▶ [TASK TO CARRY OUT] The listing below should be copied in full, word for word.
** START EXERCISE MATERIALS **
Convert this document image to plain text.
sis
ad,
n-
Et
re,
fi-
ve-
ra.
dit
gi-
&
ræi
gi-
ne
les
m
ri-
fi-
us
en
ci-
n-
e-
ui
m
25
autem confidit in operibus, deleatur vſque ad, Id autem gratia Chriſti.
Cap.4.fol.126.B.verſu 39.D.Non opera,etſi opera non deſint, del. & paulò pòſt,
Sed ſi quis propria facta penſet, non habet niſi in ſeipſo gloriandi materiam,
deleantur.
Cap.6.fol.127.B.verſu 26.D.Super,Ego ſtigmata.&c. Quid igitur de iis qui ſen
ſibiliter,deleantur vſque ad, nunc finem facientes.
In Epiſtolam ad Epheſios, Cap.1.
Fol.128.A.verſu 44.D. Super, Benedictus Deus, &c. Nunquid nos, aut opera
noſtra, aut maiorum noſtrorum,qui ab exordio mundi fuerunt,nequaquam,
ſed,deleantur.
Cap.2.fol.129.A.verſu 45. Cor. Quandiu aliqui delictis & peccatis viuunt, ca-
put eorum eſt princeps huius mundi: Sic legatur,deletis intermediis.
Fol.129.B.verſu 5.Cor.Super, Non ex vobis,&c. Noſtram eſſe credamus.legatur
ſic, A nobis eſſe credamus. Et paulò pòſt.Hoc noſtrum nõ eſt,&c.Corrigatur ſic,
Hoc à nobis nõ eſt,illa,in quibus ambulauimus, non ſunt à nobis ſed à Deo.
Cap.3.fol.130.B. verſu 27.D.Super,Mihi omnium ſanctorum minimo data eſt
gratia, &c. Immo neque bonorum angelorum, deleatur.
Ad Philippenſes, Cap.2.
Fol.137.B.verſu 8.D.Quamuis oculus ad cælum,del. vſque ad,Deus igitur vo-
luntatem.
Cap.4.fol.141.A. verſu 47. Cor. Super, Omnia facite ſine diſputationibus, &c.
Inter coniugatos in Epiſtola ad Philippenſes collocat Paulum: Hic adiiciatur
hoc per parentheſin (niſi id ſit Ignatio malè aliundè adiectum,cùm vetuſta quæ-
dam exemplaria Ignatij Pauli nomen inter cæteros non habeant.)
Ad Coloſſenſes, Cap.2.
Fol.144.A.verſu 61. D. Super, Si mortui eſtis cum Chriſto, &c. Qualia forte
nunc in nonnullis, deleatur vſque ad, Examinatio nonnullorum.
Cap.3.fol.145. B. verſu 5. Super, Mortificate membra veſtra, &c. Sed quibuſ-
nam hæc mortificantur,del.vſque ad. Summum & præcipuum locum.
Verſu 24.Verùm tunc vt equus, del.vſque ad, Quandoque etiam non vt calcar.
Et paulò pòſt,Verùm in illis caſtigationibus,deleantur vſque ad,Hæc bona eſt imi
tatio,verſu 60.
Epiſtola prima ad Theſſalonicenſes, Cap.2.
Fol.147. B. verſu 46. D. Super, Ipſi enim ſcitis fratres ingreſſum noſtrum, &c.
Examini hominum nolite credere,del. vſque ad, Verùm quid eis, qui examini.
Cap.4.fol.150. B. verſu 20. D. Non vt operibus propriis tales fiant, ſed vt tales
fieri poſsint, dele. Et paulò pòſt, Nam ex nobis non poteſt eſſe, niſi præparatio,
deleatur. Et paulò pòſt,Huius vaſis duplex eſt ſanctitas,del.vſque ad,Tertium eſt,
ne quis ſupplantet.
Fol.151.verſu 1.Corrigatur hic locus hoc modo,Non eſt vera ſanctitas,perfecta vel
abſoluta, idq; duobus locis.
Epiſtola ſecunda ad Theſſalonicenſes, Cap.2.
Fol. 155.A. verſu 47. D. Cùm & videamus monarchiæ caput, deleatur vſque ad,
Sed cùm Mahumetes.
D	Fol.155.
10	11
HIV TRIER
** END EXERCISE MATERIALS **
▶ [PROBLEM SOLUTION]
Convert this document image to plain text.
sis
ad,
n-
Et
re,
fi-
ve-
ra.
dit
gi-
&
ræi
gi-
ne
les
m
ri-
fi-
us
en
ci-
n-
e-
ui
m
25
autem confidit in operibus, deleatur vſque ad, Id autem gratia Chriſti.
Cap.4.fol.126.B.verſu 39.D.Non opera,etſi opera non deſint, del. & paulò pòſt,
Sed ſi quis propria facta penſet, non habet niſi in ſeipſo gloriandi materiam,
deleantur.
Cap.6.fol.127.B.verſu 26.D.Super,Ego ſtigmata.&c. Quid igitur de iis qui ſen
ſibiliter,deleantur vſque ad, nunc finem facientes.
In Epiſtolam ad Epheſios, Cap.1.
Fol.128.A.verſu 44.D. Super, Benedictus Deus, &c. Nunquid nos, aut opera
noſtra, aut maiorum noſtrorum,qui ab exordio mundi fuerunt,nequaquam,
ſed,deleantur.
Cap.2.fol.129.A.verſu 45. Cor. Quandiu aliqui delictis & peccatis viuunt, ca-
put eorum eſt princeps huius mundi: Sic legatur,deletis intermediis.
Fol.129.B.verſu 5.Cor.Super, Non ex vobis,&c. Noſtram eſſe credamus.legatur
ſic, A nobis eſſe credamus. Et paulò pòſt.Hoc noſtrum nõ eſt,&c.Corrigatur ſic,
Hoc à nobis nõ eſt,illa,in quibus ambulauimus, non ſunt à nobis ſed à Deo.
Cap.3.fol.130.B. verſu 27.D.Super,Mihi omnium ſanctorum minimo data eſt
gratia, &c. Immo neque bonorum angelorum, deleatur.
Ad Philippenſes, Cap.2.
Fol.137.B.verſu 8.D.Quamuis oculus ad cælum,del. vſque ad,Deus igitur vo-
luntatem.
Cap.4.fol.141.A. verſu 47. Cor. Super, Omnia facite ſine diſputationibus, &c.
Inter coniugatos in Epiſtola ad Philippenſes collocat Paulum: Hic adiiciatur
hoc per parentheſin (niſi id ſit Ignatio malè aliundè adiectum,cùm vetuſta quæ-
dam exemplaria Ignatij Pauli nomen inter cæteros non habeant.)
Ad Coloſſenſes, Cap.2.
Fol.144.A.verſu 61. D. Super, Si mortui eſtis cum Chriſto, &c. Qualia forte
nunc in nonnullis, deleatur vſque ad, Examinatio nonnullorum.
Cap.3.fol.145. B. verſu 5. Super, Mortificate membra veſtra, &c. Sed quibuſ-
nam hæc mortificantur,del.vſque ad. Summum & præcipuum locum.
Verſu 24.Verùm tunc vt equus, del.vſque ad, Quandoque etiam non vt calcar.
Et paulò pòſt,Verùm in illis caſtigationibus,deleantur vſque ad,Hæc bona eſt imi
tatio,verſu 60.
Epiſtola prima ad Theſſalonicenſes, Cap.2.
Fol.147. B. verſu 46. D. Super, Ipſi enim ſcitis fratres ingreſſum noſtrum, &c.
Examini hominum nolite credere,del. vſque ad, Verùm quid eis, qui examini.
Cap.4.fol.150. B. verſu 20. D. Non vt operibus propriis tales fiant, ſed vt tales
fieri poſsint, dele. Et paulò pòſt, Nam ex nobis non poteſt eſſe, niſi præparatio,
deleatur. Et paulò pòſt,Huius vaſis duplex eſt ſanctitas,del.vſque ad,Tertium eſt,
ne quis ſupplantet.
Fol.151.verſu 1.Corrigatur hic locus hoc modo,Non eſt vera ſanctitas,perfecta vel
abſoluta, idq; duobus locis.
Epiſtola ſecunda ad Theſſalonicenſes, Cap.2.
Fol. 155.A. verſu 47. D. Cùm & videamus monarchiæ caput, deleatur vſque ad,
Sed cùm Mahumetes.
D	Fol.155.
10	11
HIV TRIER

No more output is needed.